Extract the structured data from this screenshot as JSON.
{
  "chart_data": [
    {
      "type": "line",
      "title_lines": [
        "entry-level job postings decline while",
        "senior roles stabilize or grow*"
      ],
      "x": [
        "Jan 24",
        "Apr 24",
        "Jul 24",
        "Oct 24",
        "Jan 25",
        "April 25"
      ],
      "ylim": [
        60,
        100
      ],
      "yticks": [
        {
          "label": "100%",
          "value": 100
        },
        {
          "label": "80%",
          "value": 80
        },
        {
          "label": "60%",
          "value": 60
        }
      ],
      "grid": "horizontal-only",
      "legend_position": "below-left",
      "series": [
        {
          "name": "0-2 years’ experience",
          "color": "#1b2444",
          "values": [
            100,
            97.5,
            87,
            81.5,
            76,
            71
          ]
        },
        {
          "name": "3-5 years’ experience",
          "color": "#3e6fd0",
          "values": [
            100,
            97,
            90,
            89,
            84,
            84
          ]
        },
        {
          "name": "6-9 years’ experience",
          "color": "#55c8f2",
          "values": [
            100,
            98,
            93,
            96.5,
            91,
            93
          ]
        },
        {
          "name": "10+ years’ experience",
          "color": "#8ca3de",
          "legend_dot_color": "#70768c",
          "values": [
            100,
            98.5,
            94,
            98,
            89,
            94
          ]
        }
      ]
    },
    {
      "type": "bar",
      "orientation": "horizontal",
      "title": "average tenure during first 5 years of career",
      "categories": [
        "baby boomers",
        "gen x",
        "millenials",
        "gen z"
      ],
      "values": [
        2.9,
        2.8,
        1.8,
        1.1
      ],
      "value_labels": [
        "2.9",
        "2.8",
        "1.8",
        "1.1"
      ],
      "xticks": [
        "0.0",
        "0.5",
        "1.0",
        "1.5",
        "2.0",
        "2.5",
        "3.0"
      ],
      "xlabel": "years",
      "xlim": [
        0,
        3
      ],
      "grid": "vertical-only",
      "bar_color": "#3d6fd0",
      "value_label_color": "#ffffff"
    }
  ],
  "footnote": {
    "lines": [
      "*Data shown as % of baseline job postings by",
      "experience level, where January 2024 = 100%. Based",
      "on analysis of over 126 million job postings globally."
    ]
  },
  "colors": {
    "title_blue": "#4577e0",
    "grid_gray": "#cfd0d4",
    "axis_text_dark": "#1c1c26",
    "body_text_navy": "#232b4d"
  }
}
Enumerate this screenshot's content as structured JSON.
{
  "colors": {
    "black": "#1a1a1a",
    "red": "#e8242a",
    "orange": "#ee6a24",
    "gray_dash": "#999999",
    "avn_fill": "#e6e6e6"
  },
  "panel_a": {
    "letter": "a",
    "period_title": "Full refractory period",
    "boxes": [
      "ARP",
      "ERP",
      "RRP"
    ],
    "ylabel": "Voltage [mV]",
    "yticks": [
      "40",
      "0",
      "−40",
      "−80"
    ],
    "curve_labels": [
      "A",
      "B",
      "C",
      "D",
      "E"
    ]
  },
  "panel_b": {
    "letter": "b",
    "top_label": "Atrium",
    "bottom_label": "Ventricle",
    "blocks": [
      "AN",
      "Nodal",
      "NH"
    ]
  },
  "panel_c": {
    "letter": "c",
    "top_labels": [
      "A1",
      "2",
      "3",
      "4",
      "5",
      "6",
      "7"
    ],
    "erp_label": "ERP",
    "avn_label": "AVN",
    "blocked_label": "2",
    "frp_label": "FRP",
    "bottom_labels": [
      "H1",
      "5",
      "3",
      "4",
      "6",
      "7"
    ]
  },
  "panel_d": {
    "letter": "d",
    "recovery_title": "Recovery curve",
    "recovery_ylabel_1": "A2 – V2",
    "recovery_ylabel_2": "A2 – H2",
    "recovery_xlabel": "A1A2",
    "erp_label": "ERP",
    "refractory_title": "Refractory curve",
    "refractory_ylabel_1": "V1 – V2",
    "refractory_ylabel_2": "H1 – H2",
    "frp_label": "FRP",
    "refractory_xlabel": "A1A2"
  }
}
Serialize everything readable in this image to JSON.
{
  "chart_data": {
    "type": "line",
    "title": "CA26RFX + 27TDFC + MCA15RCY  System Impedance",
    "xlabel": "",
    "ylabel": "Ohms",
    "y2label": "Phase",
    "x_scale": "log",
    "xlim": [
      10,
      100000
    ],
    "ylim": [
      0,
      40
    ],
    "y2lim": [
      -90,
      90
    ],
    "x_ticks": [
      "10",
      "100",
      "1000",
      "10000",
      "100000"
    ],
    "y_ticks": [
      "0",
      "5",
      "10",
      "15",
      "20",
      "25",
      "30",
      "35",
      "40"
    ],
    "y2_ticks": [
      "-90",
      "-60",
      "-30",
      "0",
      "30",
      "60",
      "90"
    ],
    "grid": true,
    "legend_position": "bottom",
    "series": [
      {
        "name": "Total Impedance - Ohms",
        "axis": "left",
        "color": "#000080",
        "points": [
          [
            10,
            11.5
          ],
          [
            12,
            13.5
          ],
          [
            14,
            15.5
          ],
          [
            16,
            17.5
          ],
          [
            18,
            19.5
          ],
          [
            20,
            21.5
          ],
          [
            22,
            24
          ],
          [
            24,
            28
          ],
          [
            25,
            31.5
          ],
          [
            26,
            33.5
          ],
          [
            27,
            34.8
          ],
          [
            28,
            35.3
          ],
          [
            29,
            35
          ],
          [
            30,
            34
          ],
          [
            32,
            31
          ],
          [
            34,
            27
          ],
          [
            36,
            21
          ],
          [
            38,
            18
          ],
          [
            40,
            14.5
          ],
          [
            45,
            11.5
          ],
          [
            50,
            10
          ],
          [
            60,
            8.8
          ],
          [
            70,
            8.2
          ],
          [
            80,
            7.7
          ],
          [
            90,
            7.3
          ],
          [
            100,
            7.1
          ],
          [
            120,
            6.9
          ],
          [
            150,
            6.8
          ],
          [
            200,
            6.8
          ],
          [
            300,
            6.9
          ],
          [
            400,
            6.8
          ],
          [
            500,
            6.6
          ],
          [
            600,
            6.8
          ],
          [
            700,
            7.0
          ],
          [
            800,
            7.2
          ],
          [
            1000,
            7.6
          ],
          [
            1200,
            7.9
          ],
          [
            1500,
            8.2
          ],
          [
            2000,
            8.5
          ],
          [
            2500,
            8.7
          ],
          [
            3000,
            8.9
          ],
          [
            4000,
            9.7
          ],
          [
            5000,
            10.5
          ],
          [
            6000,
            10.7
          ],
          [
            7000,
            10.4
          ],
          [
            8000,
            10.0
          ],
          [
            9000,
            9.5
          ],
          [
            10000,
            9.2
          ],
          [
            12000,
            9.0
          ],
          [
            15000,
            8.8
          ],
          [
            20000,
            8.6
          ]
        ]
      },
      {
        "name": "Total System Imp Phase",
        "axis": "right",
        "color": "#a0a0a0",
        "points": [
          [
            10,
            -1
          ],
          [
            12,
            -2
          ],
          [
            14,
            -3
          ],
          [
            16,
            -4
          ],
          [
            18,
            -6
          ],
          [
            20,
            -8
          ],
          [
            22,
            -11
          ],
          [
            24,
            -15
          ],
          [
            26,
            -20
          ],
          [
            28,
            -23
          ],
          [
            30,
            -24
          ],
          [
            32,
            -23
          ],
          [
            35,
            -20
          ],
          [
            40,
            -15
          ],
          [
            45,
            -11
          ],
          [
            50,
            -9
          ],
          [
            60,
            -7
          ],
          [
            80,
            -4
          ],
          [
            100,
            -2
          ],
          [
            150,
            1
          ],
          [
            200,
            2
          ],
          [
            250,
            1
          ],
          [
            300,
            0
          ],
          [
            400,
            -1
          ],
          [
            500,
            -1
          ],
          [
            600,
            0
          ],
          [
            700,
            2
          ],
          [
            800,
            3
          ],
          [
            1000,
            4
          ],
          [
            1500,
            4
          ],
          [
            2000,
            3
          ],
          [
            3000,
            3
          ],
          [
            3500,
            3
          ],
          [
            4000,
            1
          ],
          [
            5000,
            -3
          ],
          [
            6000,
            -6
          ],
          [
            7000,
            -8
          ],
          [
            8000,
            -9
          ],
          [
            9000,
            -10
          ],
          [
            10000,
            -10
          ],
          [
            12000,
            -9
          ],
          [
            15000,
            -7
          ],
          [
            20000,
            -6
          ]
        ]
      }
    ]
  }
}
__________________________________________________
Objective
Where a line in the material above holds "experience", copy that line.

Output for this exercise
          "name": "0-2 years’ experience",
          "name": "3-5 years’ experience",
          "name": "6-9 years’ experience",
          "name": "10+ years’ experience",
      "experience level, where January 2024 = 100%. Based",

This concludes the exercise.